Requirement>
Take the entries below and reproduce them word for word.
* START Data for the task *
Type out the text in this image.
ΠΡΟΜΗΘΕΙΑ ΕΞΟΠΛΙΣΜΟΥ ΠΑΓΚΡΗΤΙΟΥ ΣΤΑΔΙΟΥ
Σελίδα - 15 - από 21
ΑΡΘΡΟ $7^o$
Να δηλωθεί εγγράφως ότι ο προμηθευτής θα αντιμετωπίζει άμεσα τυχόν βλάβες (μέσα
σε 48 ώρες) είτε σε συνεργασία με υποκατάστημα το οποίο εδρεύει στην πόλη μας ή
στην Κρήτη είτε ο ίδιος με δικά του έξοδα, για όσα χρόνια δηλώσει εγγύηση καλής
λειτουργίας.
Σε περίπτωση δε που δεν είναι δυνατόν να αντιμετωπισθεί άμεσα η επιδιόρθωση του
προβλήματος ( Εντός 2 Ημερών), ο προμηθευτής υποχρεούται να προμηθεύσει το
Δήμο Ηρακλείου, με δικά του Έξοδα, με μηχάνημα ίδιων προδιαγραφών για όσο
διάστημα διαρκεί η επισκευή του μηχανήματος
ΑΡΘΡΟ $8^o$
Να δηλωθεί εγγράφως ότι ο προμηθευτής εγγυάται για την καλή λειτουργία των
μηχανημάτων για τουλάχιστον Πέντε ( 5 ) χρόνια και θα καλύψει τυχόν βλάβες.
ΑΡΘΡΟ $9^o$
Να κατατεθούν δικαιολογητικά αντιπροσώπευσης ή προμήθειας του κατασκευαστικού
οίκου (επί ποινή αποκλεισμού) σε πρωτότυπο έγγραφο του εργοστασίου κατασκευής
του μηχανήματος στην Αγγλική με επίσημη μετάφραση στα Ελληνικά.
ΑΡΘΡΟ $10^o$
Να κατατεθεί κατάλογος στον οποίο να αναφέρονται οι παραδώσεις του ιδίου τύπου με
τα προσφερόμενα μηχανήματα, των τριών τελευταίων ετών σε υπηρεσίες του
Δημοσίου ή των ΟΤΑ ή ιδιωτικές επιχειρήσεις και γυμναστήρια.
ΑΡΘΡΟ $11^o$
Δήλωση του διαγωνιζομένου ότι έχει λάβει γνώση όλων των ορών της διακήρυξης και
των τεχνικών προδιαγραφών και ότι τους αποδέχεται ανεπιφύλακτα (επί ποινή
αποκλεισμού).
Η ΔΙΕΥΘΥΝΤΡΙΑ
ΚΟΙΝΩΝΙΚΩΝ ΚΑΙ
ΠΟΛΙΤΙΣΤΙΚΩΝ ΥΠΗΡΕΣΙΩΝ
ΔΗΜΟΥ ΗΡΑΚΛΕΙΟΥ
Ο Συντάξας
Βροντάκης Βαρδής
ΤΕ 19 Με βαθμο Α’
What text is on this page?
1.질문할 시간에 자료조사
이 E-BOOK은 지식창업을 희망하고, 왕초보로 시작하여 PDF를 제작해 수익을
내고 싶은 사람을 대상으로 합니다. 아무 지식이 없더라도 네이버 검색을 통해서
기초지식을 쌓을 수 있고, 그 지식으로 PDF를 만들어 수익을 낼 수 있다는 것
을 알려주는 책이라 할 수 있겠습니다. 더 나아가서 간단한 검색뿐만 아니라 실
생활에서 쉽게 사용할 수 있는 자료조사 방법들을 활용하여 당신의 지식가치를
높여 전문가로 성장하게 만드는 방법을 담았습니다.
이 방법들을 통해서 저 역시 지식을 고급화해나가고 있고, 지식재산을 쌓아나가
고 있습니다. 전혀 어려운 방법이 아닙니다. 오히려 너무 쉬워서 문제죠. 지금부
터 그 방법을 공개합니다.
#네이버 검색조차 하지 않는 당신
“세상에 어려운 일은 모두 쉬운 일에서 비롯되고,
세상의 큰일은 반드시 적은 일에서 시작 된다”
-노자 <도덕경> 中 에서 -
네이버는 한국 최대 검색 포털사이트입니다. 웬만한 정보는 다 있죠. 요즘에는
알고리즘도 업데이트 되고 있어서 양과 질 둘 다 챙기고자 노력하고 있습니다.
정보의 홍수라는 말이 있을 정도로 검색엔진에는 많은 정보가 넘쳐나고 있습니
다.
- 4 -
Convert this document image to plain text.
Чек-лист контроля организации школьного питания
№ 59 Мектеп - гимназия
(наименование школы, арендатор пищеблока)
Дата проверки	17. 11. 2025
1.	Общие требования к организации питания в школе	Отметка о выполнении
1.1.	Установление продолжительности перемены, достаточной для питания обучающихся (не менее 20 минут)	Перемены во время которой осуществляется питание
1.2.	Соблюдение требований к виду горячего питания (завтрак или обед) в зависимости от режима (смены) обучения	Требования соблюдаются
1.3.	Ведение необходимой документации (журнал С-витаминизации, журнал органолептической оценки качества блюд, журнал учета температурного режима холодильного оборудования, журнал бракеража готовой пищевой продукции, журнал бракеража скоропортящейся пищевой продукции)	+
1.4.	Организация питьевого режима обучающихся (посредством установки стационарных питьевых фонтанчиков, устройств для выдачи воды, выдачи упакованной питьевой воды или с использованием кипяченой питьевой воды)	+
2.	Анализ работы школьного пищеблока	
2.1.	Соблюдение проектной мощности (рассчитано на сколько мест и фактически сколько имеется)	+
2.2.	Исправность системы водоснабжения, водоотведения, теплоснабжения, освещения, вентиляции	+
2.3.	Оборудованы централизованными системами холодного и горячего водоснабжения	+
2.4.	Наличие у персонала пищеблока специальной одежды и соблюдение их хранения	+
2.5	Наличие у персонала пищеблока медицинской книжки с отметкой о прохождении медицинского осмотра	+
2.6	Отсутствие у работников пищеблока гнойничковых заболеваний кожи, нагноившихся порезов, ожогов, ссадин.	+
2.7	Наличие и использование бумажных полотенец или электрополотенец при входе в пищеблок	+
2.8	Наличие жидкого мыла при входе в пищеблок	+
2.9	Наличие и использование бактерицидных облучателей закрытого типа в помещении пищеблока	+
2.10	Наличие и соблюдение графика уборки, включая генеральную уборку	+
* END Data for the task *
Response below>
Type out the text in this image.
ΠΡΟΜΗΘΕΙΑ ΕΞΟΠΛΙΣΜΟΥ ΠΑΓΚΡΗΤΙΟΥ ΣΤΑΔΙΟΥ
Σελίδα - 15 - από 21
ΑΡΘΡΟ $7^o$
Να δηλωθεί εγγράφως ότι ο προμηθευτής θα αντιμετωπίζει άμεσα τυχόν βλάβες (μέσα
σε 48 ώρες) είτε σε συνεργασία με υποκατάστημα το οποίο εδρεύει στην πόλη μας ή
στην Κρήτη είτε ο ίδιος με δικά του έξοδα, για όσα χρόνια δηλώσει εγγύηση καλής
λειτουργίας.
Σε περίπτωση δε που δεν είναι δυνατόν να αντιμετωπισθεί άμεσα η επιδιόρθωση του
προβλήματος ( Εντός 2 Ημερών), ο προμηθευτής υποχρεούται να προμηθεύσει το
Δήμο Ηρακλείου, με δικά του Έξοδα, με μηχάνημα ίδιων προδιαγραφών για όσο
διάστημα διαρκεί η επισκευή του μηχανήματος
ΑΡΘΡΟ $8^o$
Να δηλωθεί εγγράφως ότι ο προμηθευτής εγγυάται για την καλή λειτουργία των
μηχανημάτων για τουλάχιστον Πέντε ( 5 ) χρόνια και θα καλύψει τυχόν βλάβες.
ΑΡΘΡΟ $9^o$
Να κατατεθούν δικαιολογητικά αντιπροσώπευσης ή προμήθειας του κατασκευαστικού
οίκου (επί ποινή αποκλεισμού) σε πρωτότυπο έγγραφο του εργοστασίου κατασκευής
του μηχανήματος στην Αγγλική με επίσημη μετάφραση στα Ελληνικά.
ΑΡΘΡΟ $10^o$
Να κατατεθεί κατάλογος στον οποίο να αναφέρονται οι παραδώσεις του ιδίου τύπου με
τα προσφερόμενα μηχανήματα, των τριών τελευταίων ετών σε υπηρεσίες του
Δημοσίου ή των ΟΤΑ ή ιδιωτικές επιχειρήσεις και γυμναστήρια.
ΑΡΘΡΟ $11^o$
Δήλωση του διαγωνιζομένου ότι έχει λάβει γνώση όλων των ορών της διακήρυξης και
των τεχνικών προδιαγραφών και ότι τους αποδέχεται ανεπιφύλακτα (επί ποινή
αποκλεισμού).
Η ΔΙΕΥΘΥΝΤΡΙΑ
ΚΟΙΝΩΝΙΚΩΝ ΚΑΙ
ΠΟΛΙΤΙΣΤΙΚΩΝ ΥΠΗΡΕΣΙΩΝ
ΔΗΜΟΥ ΗΡΑΚΛΕΙΟΥ
Ο Συντάξας
Βροντάκης Βαρδής
ΤΕ 19 Με βαθμο Α’
What text is on this page?
1.질문할 시간에 자료조사
이 E-BOOK은 지식창업을 희망하고, 왕초보로 시작하여 PDF를 제작해 수익을
내고 싶은 사람을 대상으로 합니다. 아무 지식이 없더라도 네이버 검색을 통해서
기초지식을 쌓을 수 있고, 그 지식으로 PDF를 만들어 수익을 낼 수 있다는 것
을 알려주는 책이라 할 수 있겠습니다. 더 나아가서 간단한 검색뿐만 아니라 실
생활에서 쉽게 사용할 수 있는 자료조사 방법들을 활용하여 당신의 지식가치를
높여 전문가로 성장하게 만드는 방법을 담았습니다.
이 방법들을 통해서 저 역시 지식을 고급화해나가고 있고, 지식재산을 쌓아나가
고 있습니다. 전혀 어려운 방법이 아닙니다. 오히려 너무 쉬워서 문제죠. 지금부
터 그 방법을 공개합니다.
#네이버 검색조차 하지 않는 당신
“세상에 어려운 일은 모두 쉬운 일에서 비롯되고,
세상의 큰일은 반드시 적은 일에서 시작 된다”
-노자 <도덕경> 中 에서 -
네이버는 한국 최대 검색 포털사이트입니다. 웬만한 정보는 다 있죠. 요즘에는
알고리즘도 업데이트 되고 있어서 양과 질 둘 다 챙기고자 노력하고 있습니다.
정보의 홍수라는 말이 있을 정도로 검색엔진에는 많은 정보가 넘쳐나고 있습니
다.
- 4 -
Convert this document image to plain text.
Чек-лист контроля организации школьного питания
№ 59 Мектеп - гимназия
(наименование школы, арендатор пищеблока)
Дата проверки	17. 11. 2025
1.	Общие требования к организации питания в школе	Отметка о выполнении
1.1.	Установление продолжительности перемены, достаточной для питания обучающихся (не менее 20 минут)	Перемены во время которой осуществляется питание
1.2.	Соблюдение требований к виду горячего питания (завтрак или обед) в зависимости от режима (смены) обучения	Требования соблюдаются
1.3.	Ведение необходимой документации (журнал С-витаминизации, журнал органолептической оценки качества блюд, журнал учета температурного режима холодильного оборудования, журнал бракеража готовой пищевой продукции, журнал бракеража скоропортящейся пищевой продукции)	+
1.4.	Организация питьевого режима обучающихся (посредством установки стационарных питьевых фонтанчиков, устройств для выдачи воды, выдачи упакованной питьевой воды или с использованием кипяченой питьевой воды)	+
2.	Анализ работы школьного пищеблока	
2.1.	Соблюдение проектной мощности (рассчитано на сколько мест и фактически сколько имеется)	+
2.2.	Исправность системы водоснабжения, водоотведения, теплоснабжения, освещения, вентиляции	+
2.3.	Оборудованы централизованными системами холодного и горячего водоснабжения	+
2.4.	Наличие у персонала пищеблока специальной одежды и соблюдение их хранения	+
2.5	Наличие у персонала пищеблока медицинской книжки с отметкой о прохождении медицинского осмотра	+
2.6	Отсутствие у работников пищеблока гнойничковых заболеваний кожи, нагноившихся порезов, ожогов, ссадин.	+
2.7	Наличие и использование бумажных полотенец или электрополотенец при входе в пищеблок	+
2.8	Наличие жидкого мыла при входе в пищеблок	+
2.9	Наличие и использование бактерицидных облучателей закрытого типа в помещении пищеблока	+
2.10	Наличие и соблюдение графика уборки, включая генеральную уборку	+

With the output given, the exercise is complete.